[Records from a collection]
- - - - - - -
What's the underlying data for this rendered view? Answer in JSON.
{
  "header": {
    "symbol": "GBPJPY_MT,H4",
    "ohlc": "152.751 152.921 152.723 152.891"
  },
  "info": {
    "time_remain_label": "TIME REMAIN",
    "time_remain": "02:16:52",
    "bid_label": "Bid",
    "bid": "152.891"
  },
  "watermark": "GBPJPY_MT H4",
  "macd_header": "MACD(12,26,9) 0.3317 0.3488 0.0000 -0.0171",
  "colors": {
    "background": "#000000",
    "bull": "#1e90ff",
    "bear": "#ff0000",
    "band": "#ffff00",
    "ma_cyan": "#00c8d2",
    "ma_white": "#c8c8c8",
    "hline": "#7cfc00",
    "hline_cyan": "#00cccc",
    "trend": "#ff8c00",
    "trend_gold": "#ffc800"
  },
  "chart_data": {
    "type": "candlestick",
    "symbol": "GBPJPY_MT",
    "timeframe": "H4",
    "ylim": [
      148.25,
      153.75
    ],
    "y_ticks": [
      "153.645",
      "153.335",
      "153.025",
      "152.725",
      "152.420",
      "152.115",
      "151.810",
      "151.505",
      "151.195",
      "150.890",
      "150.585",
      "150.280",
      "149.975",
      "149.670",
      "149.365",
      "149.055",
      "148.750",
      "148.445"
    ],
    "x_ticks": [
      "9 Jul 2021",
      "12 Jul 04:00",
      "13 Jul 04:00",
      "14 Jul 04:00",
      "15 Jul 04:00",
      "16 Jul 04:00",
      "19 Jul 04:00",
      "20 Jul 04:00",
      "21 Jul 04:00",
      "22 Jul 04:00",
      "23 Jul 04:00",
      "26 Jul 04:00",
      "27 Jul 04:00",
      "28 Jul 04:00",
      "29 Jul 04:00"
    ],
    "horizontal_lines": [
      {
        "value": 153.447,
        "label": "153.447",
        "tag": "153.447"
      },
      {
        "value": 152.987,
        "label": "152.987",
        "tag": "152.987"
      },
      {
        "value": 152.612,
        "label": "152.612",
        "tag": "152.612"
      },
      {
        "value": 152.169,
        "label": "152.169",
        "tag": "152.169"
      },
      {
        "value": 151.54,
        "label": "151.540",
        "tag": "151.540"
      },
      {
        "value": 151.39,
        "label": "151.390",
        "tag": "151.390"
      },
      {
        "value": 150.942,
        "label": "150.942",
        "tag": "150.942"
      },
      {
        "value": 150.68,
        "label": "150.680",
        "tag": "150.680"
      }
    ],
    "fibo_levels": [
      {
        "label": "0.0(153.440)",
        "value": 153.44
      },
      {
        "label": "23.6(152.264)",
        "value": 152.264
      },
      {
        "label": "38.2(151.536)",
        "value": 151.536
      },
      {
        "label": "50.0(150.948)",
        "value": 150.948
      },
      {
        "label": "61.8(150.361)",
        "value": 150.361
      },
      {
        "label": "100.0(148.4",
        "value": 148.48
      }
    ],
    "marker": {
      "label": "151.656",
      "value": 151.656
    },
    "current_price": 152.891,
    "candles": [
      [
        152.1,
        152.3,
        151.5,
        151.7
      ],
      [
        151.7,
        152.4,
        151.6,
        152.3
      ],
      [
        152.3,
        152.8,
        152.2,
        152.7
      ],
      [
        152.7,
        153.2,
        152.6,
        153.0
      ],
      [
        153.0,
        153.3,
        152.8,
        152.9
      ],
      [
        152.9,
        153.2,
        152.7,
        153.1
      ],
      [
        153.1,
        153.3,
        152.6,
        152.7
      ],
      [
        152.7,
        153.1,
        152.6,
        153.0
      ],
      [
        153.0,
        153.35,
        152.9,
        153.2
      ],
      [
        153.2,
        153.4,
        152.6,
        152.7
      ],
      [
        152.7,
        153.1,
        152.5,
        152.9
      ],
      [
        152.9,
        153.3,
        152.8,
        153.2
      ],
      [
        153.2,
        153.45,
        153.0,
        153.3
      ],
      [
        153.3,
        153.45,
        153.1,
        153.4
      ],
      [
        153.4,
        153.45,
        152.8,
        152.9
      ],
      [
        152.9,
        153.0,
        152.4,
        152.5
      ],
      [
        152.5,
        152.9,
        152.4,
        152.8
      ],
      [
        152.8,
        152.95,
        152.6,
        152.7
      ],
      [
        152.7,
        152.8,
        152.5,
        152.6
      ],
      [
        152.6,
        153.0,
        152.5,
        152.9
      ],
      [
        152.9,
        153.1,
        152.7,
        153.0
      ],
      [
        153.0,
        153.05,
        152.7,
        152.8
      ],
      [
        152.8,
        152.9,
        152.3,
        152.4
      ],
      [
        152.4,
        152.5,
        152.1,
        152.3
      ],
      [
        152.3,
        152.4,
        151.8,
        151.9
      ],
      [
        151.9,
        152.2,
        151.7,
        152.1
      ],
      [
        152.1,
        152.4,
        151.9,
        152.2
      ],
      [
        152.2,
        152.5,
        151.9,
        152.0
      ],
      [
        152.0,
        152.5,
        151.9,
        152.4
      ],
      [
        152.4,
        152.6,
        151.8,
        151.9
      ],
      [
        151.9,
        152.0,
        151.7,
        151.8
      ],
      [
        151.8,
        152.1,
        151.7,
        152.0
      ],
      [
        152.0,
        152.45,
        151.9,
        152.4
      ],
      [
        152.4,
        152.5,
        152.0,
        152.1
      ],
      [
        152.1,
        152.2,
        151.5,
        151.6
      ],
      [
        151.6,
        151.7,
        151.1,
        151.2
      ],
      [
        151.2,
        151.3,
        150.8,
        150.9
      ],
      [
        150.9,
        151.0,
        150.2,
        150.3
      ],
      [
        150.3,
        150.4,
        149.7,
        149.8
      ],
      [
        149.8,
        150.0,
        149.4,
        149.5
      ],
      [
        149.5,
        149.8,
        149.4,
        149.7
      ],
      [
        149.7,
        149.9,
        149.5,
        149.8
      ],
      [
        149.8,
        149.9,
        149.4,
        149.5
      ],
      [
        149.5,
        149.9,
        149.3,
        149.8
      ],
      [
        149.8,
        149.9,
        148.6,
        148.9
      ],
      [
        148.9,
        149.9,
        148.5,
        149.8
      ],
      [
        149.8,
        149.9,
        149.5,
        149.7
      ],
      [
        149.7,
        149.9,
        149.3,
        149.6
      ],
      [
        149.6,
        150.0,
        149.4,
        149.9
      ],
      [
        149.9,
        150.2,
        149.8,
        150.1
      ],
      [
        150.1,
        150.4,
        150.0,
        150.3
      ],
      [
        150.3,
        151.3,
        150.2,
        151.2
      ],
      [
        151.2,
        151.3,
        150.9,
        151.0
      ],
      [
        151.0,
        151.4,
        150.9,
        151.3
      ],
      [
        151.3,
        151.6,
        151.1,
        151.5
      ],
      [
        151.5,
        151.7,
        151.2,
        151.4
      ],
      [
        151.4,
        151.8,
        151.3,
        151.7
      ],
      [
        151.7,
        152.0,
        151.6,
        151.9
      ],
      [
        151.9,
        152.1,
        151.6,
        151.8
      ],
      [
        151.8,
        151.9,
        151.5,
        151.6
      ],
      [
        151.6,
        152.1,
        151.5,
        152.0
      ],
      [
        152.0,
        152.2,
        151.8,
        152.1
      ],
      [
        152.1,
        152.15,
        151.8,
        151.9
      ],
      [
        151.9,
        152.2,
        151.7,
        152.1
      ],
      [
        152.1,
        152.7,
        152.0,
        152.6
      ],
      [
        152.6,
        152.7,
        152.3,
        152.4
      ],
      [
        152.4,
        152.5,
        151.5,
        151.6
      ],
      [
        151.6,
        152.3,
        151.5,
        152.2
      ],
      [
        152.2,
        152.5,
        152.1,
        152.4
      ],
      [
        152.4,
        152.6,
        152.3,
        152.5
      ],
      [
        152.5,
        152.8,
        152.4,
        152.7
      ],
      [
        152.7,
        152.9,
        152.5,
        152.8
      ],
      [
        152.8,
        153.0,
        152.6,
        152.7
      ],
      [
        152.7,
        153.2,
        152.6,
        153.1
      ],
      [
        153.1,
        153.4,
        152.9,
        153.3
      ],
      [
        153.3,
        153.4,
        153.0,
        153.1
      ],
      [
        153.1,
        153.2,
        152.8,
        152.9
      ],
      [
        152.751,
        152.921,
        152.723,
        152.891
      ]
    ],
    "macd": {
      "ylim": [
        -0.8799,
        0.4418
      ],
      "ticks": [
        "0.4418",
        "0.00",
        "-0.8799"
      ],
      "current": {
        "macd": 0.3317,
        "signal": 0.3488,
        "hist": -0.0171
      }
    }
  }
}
- - - - - - -
### The exercise
Show all lines from the records above where the word "symbol" occurs.

### Response for this exercise
    "symbol": "GBPJPY_MT,H4",
    "symbol": "GBPJPY_MT",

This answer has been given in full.